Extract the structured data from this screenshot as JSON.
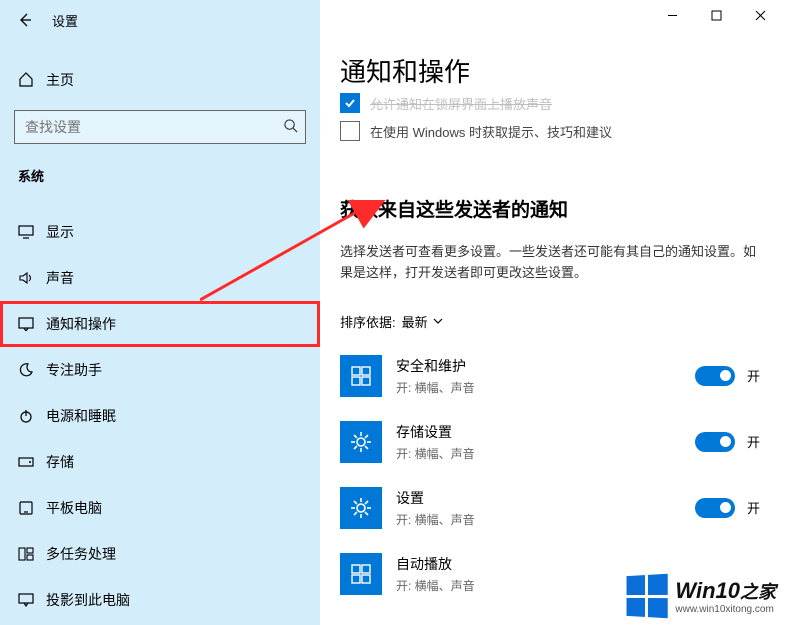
{
  "app_title": "设置",
  "window_controls": {
    "min": "—",
    "max": "□",
    "close": "✕"
  },
  "sidebar": {
    "home": "主页",
    "search_placeholder": "查找设置",
    "category": "系统",
    "items": [
      {
        "label": "显示"
      },
      {
        "label": "声音"
      },
      {
        "label": "通知和操作",
        "highlight": true
      },
      {
        "label": "专注助手"
      },
      {
        "label": "电源和睡眠"
      },
      {
        "label": "存储"
      },
      {
        "label": "平板电脑"
      },
      {
        "label": "多任务处理"
      },
      {
        "label": "投影到此电脑"
      }
    ]
  },
  "main": {
    "title": "通知和操作",
    "checkbox_hidden_label": "允许通知在锁屏界面上播放声音",
    "checkbox2_label": "在使用 Windows 时获取提示、技巧和建议",
    "section_title": "获取来自这些发送者的通知",
    "section_desc": "选择发送者可查看更多设置。一些发送者还可能有其自己的通知设置。如果是这样，打开发送者即可更改这些设置。",
    "sort_label": "排序依据:",
    "sort_value": "最新",
    "toggle_on_label": "开",
    "senders": [
      {
        "name": "安全和维护",
        "sub": "开: 横幅、声音"
      },
      {
        "name": "存储设置",
        "sub": "开: 横幅、声音"
      },
      {
        "name": "设置",
        "sub": "开: 横幅、声音"
      },
      {
        "name": "自动播放",
        "sub": "开: 横幅、声音"
      }
    ]
  },
  "watermark": {
    "brand": "Win10",
    "suffix": "之家",
    "url": "www.win10xitong.com"
  }
}
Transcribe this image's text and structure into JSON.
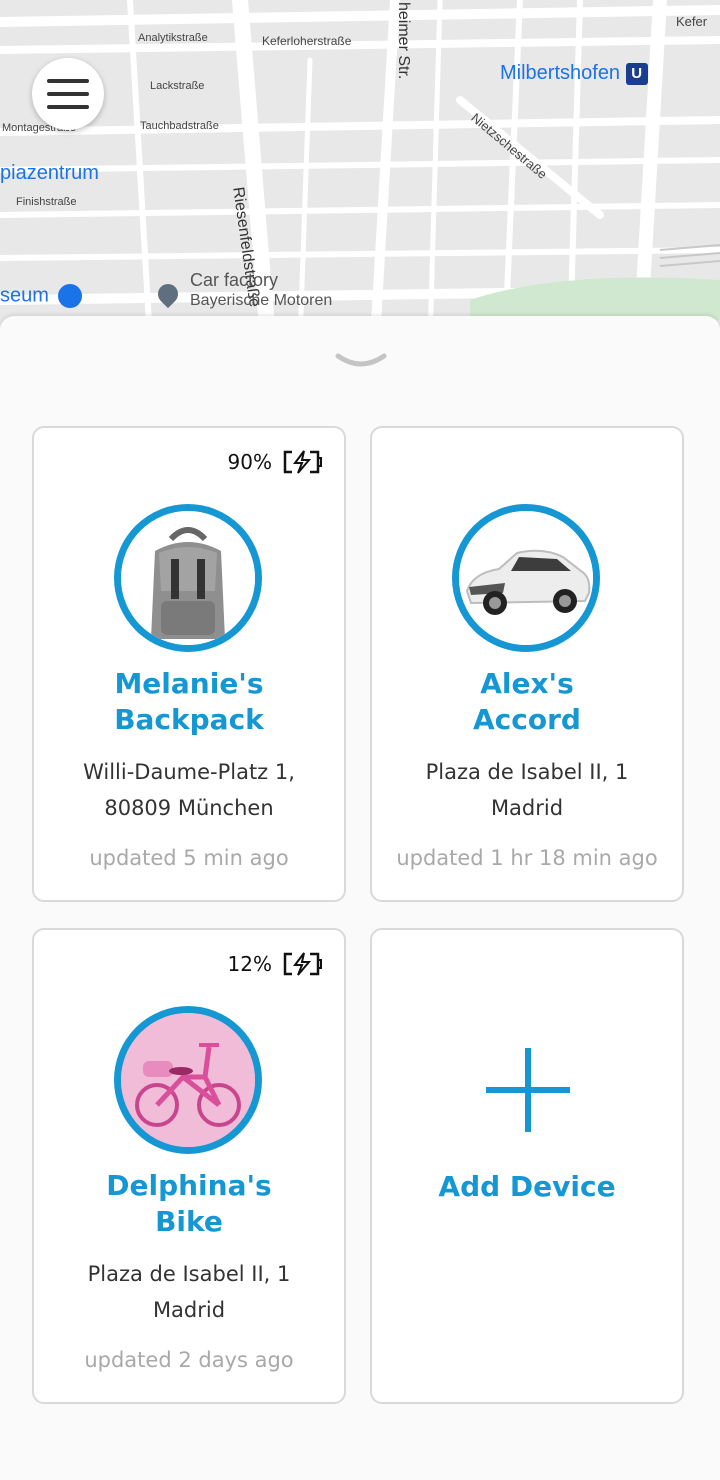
{
  "map": {
    "streets": [
      "Analytikstraße",
      "Keferloherstraße",
      "Lackstraße",
      "Montagestraße",
      "Tauchbadstraße",
      "Finishstraße",
      "Riesenfeldstraße",
      "heimer Str.",
      "Nietzschestraße",
      "Kefer"
    ],
    "places": {
      "station": "Milbertshofen",
      "station_badge": "U",
      "olympia": "piazentrum",
      "museum": "seum",
      "car_factory_title": "Car factory",
      "car_factory_sub": "Bayerische Motoren"
    }
  },
  "menu_icon": "hamburger-menu-icon",
  "devices": [
    {
      "name_line1": "Melanie's",
      "name_line2": "Backpack",
      "addr_line1": "Willi-Daume-Platz 1,",
      "addr_line2": "80809 München",
      "updated": "updated 5 min ago",
      "battery": "90%",
      "battery_icon": "battery-charging-icon",
      "image": "backpack"
    },
    {
      "name_line1": "Alex's",
      "name_line2": "Accord",
      "addr_line1": "Plaza de Isabel II, 1",
      "addr_line2": "Madrid",
      "updated": "updated 1 hr 18 min ago",
      "image": "car"
    },
    {
      "name_line1": "Delphina's",
      "name_line2": "Bike",
      "addr_line1": "Plaza de Isabel II, 1",
      "addr_line2": "Madrid",
      "updated": "updated 2 days ago",
      "battery": "12%",
      "battery_icon": "battery-charging-icon",
      "image": "bike"
    }
  ],
  "add_device": {
    "label": "Add Device",
    "icon": "plus-icon"
  },
  "colors": {
    "accent": "#1597d4",
    "map_bg": "#e8e8e8",
    "card_border": "#d9d9d9"
  }
}
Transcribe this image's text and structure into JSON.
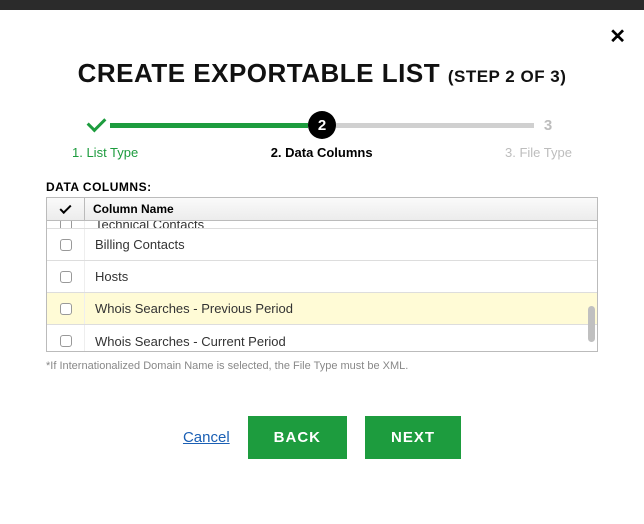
{
  "header": {
    "title": "CREATE EXPORTABLE LIST",
    "step_suffix": "(STEP 2 OF 3)"
  },
  "stepper": {
    "steps": [
      {
        "num": "1",
        "label": "1. List Type",
        "state": "done"
      },
      {
        "num": "2",
        "label": "2. Data Columns",
        "state": "current"
      },
      {
        "num": "3",
        "label": "3. File Type",
        "state": "future"
      }
    ]
  },
  "section": {
    "label": "DATA COLUMNS:"
  },
  "table": {
    "header": {
      "column_name": "Column Name"
    },
    "rows": [
      {
        "label": "Technical Contacts",
        "checked": false,
        "highlight": false,
        "cut": true
      },
      {
        "label": "Billing Contacts",
        "checked": false,
        "highlight": false
      },
      {
        "label": "Hosts",
        "checked": false,
        "highlight": false
      },
      {
        "label": "Whois Searches - Previous Period",
        "checked": false,
        "highlight": true
      },
      {
        "label": "Whois Searches - Current Period",
        "checked": false,
        "highlight": false
      }
    ]
  },
  "footnote": "*If Internationalized Domain Name is selected, the File Type must be XML.",
  "actions": {
    "cancel": "Cancel",
    "back": "BACK",
    "next": "NEXT"
  }
}
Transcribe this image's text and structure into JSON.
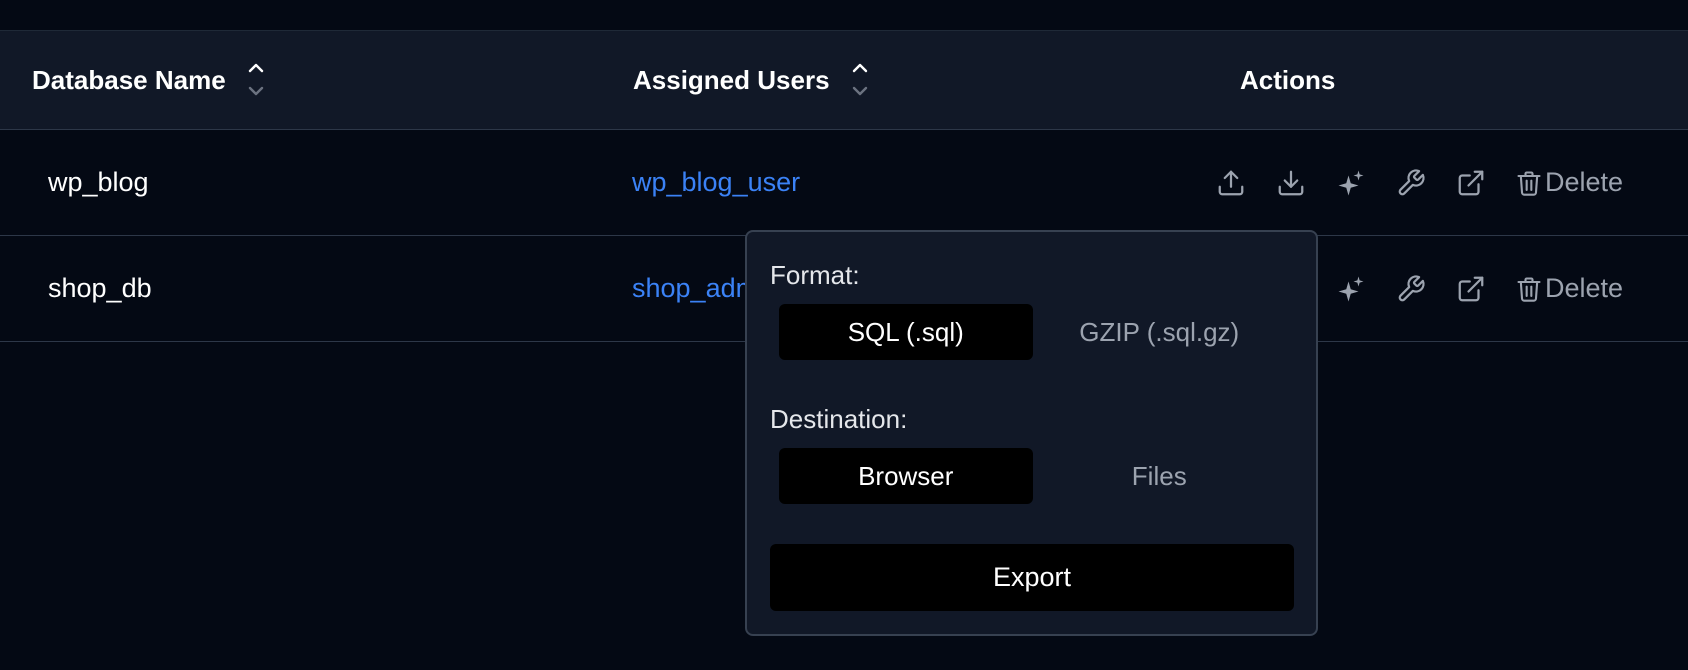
{
  "table": {
    "headers": {
      "name": "Database Name",
      "users": "Assigned Users",
      "actions": "Actions"
    },
    "rows": [
      {
        "name": "wp_blog",
        "user": "wp_blog_user",
        "delete_label": "Delete"
      },
      {
        "name": "shop_db",
        "user": "shop_admin",
        "delete_label": "Delete"
      }
    ],
    "action_icons": [
      "upload-icon",
      "download-icon",
      "sparkles-icon",
      "wrench-icon",
      "external-link-icon",
      "trash-icon"
    ]
  },
  "export_popover": {
    "format_label": "Format:",
    "format_options": [
      "SQL (.sql)",
      "GZIP (.sql.gz)"
    ],
    "format_selected": "SQL (.sql)",
    "destination_label": "Destination:",
    "destination_options": [
      "Browser",
      "Files"
    ],
    "destination_selected": "Browser",
    "export_label": "Export"
  },
  "colors": {
    "background": "#040914",
    "header_bg": "#111827",
    "link": "#3b82f6",
    "muted": "#9ca3af"
  }
}
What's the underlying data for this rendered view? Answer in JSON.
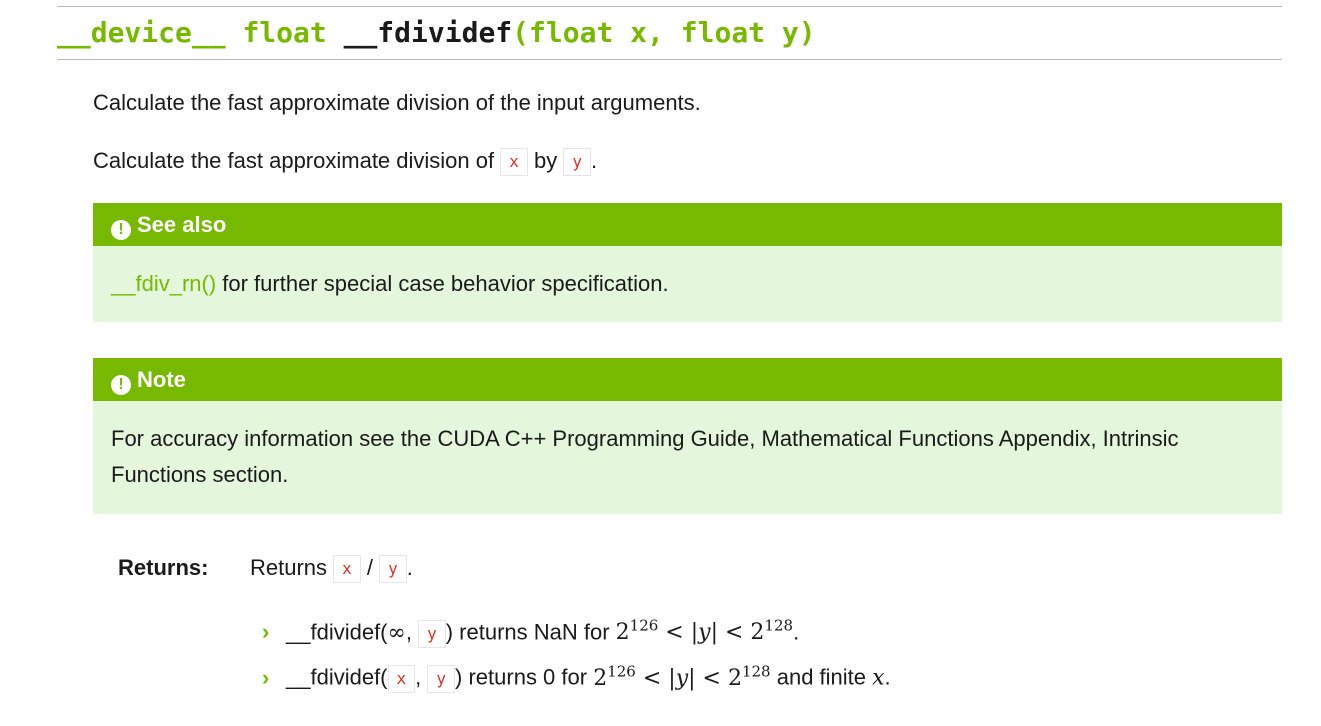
{
  "signature": {
    "qualifier": "__device__",
    "return_type": "float",
    "function_name": "__fdividef",
    "open_paren": "(",
    "param1": "float x",
    "comma": ", ",
    "param2": "float y",
    "close_paren": ")"
  },
  "description": {
    "summary": "Calculate the fast approximate division of the input arguments.",
    "detail_prefix": "Calculate the fast approximate division of ",
    "detail_arg1": "x",
    "detail_mid": " by ",
    "detail_arg2": "y",
    "detail_suffix": "."
  },
  "see_also": {
    "title": "See also",
    "link_text": "__fdiv_rn()",
    "text": " for further special case behavior specification."
  },
  "note": {
    "title": "Note",
    "text": "For accuracy information see the CUDA C++ Programming Guide, Mathematical Functions Appendix, Intrinsic Functions section."
  },
  "returns": {
    "label": "Returns:",
    "prefix": "Returns ",
    "arg1": "x",
    "op": " / ",
    "arg2": "y",
    "suffix": ".",
    "items": [
      {
        "fn": "__fdividef(",
        "a1": "∞",
        "sep": ", ",
        "a2": "y",
        "close": ")",
        "text": " returns NaN for ",
        "base1": "2",
        "exp1": "126",
        "rel1": " < |",
        "var": "y",
        "rel2": "| < ",
        "base2": "2",
        "exp2": "128",
        "tail": ".",
        "tail_var": ""
      },
      {
        "fn": "__fdividef(",
        "a1": "x",
        "sep": ", ",
        "a2": "y",
        "close": ")",
        "text": " returns 0 for ",
        "base1": "2",
        "exp1": "126",
        "rel1": " < |",
        "var": "y",
        "rel2": "| < ",
        "base2": "2",
        "exp2": "128",
        "tail": " and finite ",
        "tail_var": "x",
        "end": "."
      }
    ]
  },
  "colors": {
    "accent": "#76b900",
    "admonition_bg": "#e4f7dd",
    "code": "#e02e24"
  }
}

Required task: Print the listing above in full, exactly as written. Omit any pictures.

Written answer:
Extract the structured data from this screenshot as JSON.
{
  "app_title": "设置",
  "window_controls": {
    "min": "—",
    "max": "□",
    "close": "✕"
  },
  "sidebar": {
    "home": "主页",
    "search_placeholder": "查找设置",
    "category": "系统",
    "items": [
      {
        "label": "显示"
      },
      {
        "label": "声音"
      },
      {
        "label": "通知和操作",
        "highlight": true
      },
      {
        "label": "专注助手"
      },
      {
        "label": "电源和睡眠"
      },
      {
        "label": "存储"
      },
      {
        "label": "平板电脑"
      },
      {
        "label": "多任务处理"
      },
      {
        "label": "投影到此电脑"
      }
    ]
  },
  "main": {
    "title": "通知和操作",
    "checkbox_hidden_label": "允许通知在锁屏界面上播放声音",
    "checkbox2_label": "在使用 Windows 时获取提示、技巧和建议",
    "section_title": "获取来自这些发送者的通知",
    "section_desc": "选择发送者可查看更多设置。一些发送者还可能有其自己的通知设置。如果是这样，打开发送者即可更改这些设置。",
    "sort_label": "排序依据:",
    "sort_value": "最新",
    "toggle_on_label": "开",
    "senders": [
      {
        "name": "安全和维护",
        "sub": "开: 横幅、声音"
      },
      {
        "name": "存储设置",
        "sub": "开: 横幅、声音"
      },
      {
        "name": "设置",
        "sub": "开: 横幅、声音"
      },
      {
        "name": "自动播放",
        "sub": "开: 横幅、声音"
      }
    ]
  },
  "watermark": {
    "brand": "Win10",
    "suffix": "之家",
    "url": "www.win10xitong.com"
  }
}
Transcribe this image's text and structure into JSON.
{
  "map": {
    "streets": [
      "Analytikstraße",
      "Keferloherstraße",
      "Lackstraße",
      "Montagestraße",
      "Tauchbadstraße",
      "Finishstraße",
      "Riesenfeldstraße",
      "heimer Str.",
      "Nietzschestraße",
      "Kefer"
    ],
    "places": {
      "station": "Milbertshofen",
      "station_badge": "U",
      "olympia": "piazentrum",
      "museum": "seum",
      "car_factory_title": "Car factory",
      "car_factory_sub": "Bayerische Motoren"
    }
  },
  "menu_icon": "hamburger-menu-icon",
  "devices": [
    {
      "name_line1": "Melanie's",
      "name_line2": "Backpack",
      "addr_line1": "Willi-Daume-Platz 1,",
      "addr_line2": "80809 München",
      "updated": "updated 5 min ago",
      "battery": "90%",
      "battery_icon": "battery-charging-icon",
      "image": "backpack"
    },
    {
      "name_line1": "Alex's",
      "name_line2": "Accord",
      "addr_line1": "Plaza de Isabel II, 1",
      "addr_line2": "Madrid",
      "updated": "updated 1 hr 18 min ago",
      "image": "car"
    },
    {
      "name_line1": "Delphina's",
      "name_line2": "Bike",
      "addr_line1": "Plaza de Isabel II, 1",
      "addr_line2": "Madrid",
      "updated": "updated 2 days ago",
      "battery": "12%",
      "battery_icon": "battery-charging-icon",
      "image": "bike"
    }
  ],
  "add_device": {
    "label": "Add Device",
    "icon": "plus-icon"
  },
  "colors": {
    "accent": "#1597d4",
    "map_bg": "#e8e8e8",
    "card_border": "#d9d9d9"
  }
}
Transcribe this image's text and structure into JSON.
{
  "header": {
    "title": "CREATE EXPORTABLE LIST",
    "step_suffix": "(STEP 2 OF 3)"
  },
  "stepper": {
    "steps": [
      {
        "num": "1",
        "label": "1. List Type",
        "state": "done"
      },
      {
        "num": "2",
        "label": "2. Data Columns",
        "state": "current"
      },
      {
        "num": "3",
        "label": "3. File Type",
        "state": "future"
      }
    ]
  },
  "section": {
    "label": "DATA COLUMNS:"
  },
  "table": {
    "header": {
      "column_name": "Column Name"
    },
    "rows": [
      {
        "label": "Technical Contacts",
        "checked": false,
        "highlight": false,
        "cut": true
      },
      {
        "label": "Billing Contacts",
        "checked": false,
        "highlight": false
      },
      {
        "label": "Hosts",
        "checked": false,
        "highlight": false
      },
      {
        "label": "Whois Searches - Previous Period",
        "checked": false,
        "highlight": true
      },
      {
        "label": "Whois Searches - Current Period",
        "checked": false,
        "highlight": false
      }
    ]
  },
  "footnote": "*If Internationalized Domain Name is selected, the File Type must be XML.",
  "actions": {
    "cancel": "Cancel",
    "back": "BACK",
    "next": "NEXT"
  }
}
Transcribe this image's text and structure into JSON.
{
  "table": {
    "headers": {
      "name": "Database Name",
      "users": "Assigned Users",
      "actions": "Actions"
    },
    "rows": [
      {
        "name": "wp_blog",
        "user": "wp_blog_user",
        "delete_label": "Delete"
      },
      {
        "name": "shop_db",
        "user": "shop_admin",
        "delete_label": "Delete"
      }
    ],
    "action_icons": [
      "upload-icon",
      "download-icon",
      "sparkles-icon",
      "wrench-icon",
      "external-link-icon",
      "trash-icon"
    ]
  },
  "export_popover": {
    "format_label": "Format:",
    "format_options": [
      "SQL (.sql)",
      "GZIP (.sql.gz)"
    ],
    "format_selected": "SQL (.sql)",
    "destination_label": "Destination:",
    "destination_options": [
      "Browser",
      "Files"
    ],
    "destination_selected": "Browser",
    "export_label": "Export"
  },
  "colors": {
    "background": "#040914",
    "header_bg": "#111827",
    "link": "#3b82f6",
    "muted": "#9ca3af"
  }
}
What's the underlying data for this rendered view? Answer in JSON.
{
  "signature": {
    "qualifier": "__device__",
    "return_type": "float",
    "function_name": "__fdividef",
    "open_paren": "(",
    "param1": "float x",
    "comma": ", ",
    "param2": "float y",
    "close_paren": ")"
  },
  "description": {
    "summary": "Calculate the fast approximate division of the input arguments.",
    "detail_prefix": "Calculate the fast approximate division of ",
    "detail_arg1": "x",
    "detail_mid": " by ",
    "detail_arg2": "y",
    "detail_suffix": "."
  },
  "see_also": {
    "title": "See also",
    "link_text": "__fdiv_rn()",
    "text": " for further special case behavior specification."
  },
  "note": {
    "title": "Note",
    "text": "For accuracy information see the CUDA C++ Programming Guide, Mathematical Functions Appendix, Intrinsic Functions section."
  },
  "returns": {
    "label": "Returns:",
    "prefix": "Returns ",
    "arg1": "x",
    "op": " / ",
    "arg2": "y",
    "suffix": ".",
    "items": [
      {
        "fn": "__fdividef(",
        "a1": "∞",
        "sep": ", ",
        "a2": "y",
        "close": ")",
        "text": " returns NaN for ",
        "base1": "2",
        "exp1": "126",
        "rel1": " < |",
        "var": "y",
        "rel2": "| < ",
        "base2": "2",
        "exp2": "128",
        "tail": ".",
        "tail_var": ""
      },
      {
        "fn": "__fdividef(",
        "a1": "x",
        "sep": ", ",
        "a2": "y",
        "close": ")",
        "text": " returns 0 for ",
        "base1": "2",
        "exp1": "126",
        "rel1": " < |",
        "var": "y",
        "rel2": "| < ",
        "base2": "2",
        "exp2": "128",
        "tail": " and finite ",
        "tail_var": "x",
        "end": "."
      }
    ]
  },
  "colors": {
    "accent": "#76b900",
    "admonition_bg": "#e4f7dd",
    "code": "#e02e24"
  }
}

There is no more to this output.